Data items
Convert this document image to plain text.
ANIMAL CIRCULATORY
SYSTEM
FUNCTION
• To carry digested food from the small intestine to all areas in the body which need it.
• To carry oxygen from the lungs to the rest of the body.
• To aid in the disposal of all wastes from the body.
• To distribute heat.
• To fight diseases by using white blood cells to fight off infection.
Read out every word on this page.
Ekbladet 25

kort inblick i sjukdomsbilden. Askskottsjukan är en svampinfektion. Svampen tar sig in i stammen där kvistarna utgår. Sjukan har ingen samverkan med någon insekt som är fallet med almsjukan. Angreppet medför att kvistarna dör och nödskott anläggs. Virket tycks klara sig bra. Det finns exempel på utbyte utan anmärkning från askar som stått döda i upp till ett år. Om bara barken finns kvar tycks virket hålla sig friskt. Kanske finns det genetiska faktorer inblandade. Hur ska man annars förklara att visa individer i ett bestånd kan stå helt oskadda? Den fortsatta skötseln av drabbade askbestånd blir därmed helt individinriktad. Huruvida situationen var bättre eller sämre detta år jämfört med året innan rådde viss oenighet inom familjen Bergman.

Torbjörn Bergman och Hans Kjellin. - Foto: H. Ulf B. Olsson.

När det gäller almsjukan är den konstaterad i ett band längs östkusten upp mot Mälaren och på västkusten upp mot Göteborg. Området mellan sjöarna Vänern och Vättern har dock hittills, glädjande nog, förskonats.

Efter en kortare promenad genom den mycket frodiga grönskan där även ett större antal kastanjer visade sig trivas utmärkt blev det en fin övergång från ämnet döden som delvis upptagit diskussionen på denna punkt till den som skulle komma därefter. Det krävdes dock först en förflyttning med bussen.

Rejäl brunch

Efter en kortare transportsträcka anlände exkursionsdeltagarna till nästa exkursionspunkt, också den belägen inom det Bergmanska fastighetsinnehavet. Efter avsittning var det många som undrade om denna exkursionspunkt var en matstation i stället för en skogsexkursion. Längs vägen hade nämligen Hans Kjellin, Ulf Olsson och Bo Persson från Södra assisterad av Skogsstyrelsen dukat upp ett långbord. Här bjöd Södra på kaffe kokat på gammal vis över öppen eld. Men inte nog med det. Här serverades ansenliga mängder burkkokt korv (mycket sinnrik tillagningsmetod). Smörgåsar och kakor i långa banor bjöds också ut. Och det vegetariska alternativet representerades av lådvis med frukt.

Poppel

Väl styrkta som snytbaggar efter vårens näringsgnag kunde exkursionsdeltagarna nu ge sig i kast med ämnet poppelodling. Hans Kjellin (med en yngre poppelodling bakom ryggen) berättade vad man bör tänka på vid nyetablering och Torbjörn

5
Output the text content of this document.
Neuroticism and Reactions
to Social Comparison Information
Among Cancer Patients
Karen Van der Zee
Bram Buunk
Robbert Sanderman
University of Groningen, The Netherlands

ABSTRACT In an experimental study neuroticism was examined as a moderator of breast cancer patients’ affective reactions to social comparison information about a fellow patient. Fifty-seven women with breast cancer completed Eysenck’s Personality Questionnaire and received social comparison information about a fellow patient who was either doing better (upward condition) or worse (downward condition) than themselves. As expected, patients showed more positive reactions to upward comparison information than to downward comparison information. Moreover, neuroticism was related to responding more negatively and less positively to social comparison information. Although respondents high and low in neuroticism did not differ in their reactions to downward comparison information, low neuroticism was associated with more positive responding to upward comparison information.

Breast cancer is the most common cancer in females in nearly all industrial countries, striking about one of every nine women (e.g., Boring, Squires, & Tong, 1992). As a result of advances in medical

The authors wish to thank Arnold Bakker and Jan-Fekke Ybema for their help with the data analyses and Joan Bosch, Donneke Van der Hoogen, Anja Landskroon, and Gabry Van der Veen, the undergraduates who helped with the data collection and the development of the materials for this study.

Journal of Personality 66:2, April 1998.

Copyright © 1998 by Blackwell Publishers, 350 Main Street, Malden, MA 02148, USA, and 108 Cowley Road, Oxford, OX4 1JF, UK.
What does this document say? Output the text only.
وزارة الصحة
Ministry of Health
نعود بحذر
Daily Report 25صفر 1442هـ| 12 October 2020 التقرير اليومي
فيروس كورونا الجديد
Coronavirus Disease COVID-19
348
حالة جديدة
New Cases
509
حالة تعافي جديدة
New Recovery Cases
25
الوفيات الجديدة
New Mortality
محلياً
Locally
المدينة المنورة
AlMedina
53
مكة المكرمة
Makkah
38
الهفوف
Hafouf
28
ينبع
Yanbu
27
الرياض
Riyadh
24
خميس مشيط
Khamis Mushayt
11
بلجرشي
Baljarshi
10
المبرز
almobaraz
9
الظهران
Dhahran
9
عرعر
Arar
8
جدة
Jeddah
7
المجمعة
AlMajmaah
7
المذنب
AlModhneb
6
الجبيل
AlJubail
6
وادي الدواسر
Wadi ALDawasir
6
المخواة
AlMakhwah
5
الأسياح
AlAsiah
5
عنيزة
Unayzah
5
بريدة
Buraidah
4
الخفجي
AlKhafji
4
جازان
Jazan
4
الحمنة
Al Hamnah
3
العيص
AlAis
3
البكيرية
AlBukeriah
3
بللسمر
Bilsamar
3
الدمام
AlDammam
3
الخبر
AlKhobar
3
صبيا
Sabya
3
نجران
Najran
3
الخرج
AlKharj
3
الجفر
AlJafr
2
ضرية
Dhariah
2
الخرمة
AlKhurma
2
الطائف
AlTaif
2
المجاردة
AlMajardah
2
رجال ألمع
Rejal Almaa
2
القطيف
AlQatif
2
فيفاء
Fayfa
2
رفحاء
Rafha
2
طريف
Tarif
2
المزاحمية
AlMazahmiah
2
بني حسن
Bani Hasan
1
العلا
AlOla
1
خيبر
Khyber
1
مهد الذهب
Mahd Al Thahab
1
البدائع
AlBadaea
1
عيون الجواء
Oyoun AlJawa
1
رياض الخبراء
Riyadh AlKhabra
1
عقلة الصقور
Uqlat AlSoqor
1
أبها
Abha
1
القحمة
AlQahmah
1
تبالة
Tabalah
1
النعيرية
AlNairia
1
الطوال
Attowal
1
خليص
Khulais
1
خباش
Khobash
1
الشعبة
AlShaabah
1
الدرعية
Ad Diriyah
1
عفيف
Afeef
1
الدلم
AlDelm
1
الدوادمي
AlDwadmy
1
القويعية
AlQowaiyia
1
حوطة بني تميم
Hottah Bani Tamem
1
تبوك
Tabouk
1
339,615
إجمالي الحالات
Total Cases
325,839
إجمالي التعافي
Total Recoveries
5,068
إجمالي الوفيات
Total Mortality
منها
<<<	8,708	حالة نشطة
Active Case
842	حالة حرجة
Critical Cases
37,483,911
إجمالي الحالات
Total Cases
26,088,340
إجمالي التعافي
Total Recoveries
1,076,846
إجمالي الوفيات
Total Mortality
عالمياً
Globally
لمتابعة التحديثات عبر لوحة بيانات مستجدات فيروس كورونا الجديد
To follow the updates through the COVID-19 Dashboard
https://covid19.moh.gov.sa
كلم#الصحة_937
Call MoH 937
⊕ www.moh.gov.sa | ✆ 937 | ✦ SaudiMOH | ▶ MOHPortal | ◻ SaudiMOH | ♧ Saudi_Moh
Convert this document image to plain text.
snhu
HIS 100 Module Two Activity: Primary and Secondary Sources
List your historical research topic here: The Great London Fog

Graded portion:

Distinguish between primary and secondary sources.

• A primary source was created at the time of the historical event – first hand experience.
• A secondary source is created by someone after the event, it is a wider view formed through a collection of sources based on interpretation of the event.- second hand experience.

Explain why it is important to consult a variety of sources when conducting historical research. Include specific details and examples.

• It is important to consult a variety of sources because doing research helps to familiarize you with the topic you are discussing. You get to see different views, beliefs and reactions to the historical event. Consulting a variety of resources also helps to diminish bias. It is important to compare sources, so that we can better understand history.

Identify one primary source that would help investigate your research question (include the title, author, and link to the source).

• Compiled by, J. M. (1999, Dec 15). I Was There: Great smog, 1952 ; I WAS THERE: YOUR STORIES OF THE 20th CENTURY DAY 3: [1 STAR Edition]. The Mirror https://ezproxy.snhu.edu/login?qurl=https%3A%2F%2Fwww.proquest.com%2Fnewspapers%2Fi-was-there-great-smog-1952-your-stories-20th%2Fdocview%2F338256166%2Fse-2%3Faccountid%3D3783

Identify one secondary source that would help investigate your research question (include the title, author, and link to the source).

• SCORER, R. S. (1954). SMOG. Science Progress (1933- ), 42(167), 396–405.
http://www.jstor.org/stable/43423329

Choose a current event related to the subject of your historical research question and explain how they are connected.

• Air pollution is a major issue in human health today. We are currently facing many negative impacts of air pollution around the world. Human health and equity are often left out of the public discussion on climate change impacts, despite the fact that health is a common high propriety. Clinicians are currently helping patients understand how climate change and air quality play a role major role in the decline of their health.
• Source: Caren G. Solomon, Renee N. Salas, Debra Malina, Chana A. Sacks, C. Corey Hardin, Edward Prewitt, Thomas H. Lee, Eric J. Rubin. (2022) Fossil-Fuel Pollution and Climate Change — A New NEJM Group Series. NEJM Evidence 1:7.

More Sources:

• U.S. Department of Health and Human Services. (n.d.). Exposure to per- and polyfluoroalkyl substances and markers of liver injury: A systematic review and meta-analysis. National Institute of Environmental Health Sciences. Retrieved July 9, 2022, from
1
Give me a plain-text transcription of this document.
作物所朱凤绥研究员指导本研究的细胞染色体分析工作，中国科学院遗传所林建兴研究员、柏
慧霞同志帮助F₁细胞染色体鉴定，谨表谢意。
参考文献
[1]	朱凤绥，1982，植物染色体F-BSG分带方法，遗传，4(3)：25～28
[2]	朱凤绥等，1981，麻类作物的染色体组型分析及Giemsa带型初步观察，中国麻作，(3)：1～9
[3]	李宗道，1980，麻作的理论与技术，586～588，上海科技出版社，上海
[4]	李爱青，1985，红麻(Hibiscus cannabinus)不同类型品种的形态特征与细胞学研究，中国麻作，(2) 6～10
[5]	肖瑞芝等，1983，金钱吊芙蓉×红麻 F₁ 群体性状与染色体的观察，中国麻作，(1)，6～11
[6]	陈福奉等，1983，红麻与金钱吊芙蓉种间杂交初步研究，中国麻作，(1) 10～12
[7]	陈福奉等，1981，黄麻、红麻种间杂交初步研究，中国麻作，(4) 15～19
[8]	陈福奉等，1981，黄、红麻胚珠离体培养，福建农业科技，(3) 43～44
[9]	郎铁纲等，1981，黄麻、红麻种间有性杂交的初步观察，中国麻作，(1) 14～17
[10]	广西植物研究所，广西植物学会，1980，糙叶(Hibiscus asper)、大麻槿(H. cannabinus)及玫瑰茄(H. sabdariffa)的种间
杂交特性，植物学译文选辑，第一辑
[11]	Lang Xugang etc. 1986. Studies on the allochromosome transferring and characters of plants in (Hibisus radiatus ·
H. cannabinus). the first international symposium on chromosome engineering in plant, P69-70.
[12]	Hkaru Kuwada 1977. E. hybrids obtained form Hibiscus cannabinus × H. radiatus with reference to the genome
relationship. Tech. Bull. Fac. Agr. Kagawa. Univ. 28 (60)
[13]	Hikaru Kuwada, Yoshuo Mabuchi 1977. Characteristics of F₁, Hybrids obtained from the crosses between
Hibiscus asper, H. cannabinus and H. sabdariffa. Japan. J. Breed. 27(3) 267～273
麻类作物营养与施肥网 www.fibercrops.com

▶ _YOUR INSTRUCTIONS_: Report the lines above that have the word "hand" in them.

▶ _YOUR RESPONSE_:
• A primary source was created at the time of the historical event – first hand experience.
• A secondary source is created by someone after the event, it is a wider view formed through a collection of sources based on interpretation of the event.- second hand experience.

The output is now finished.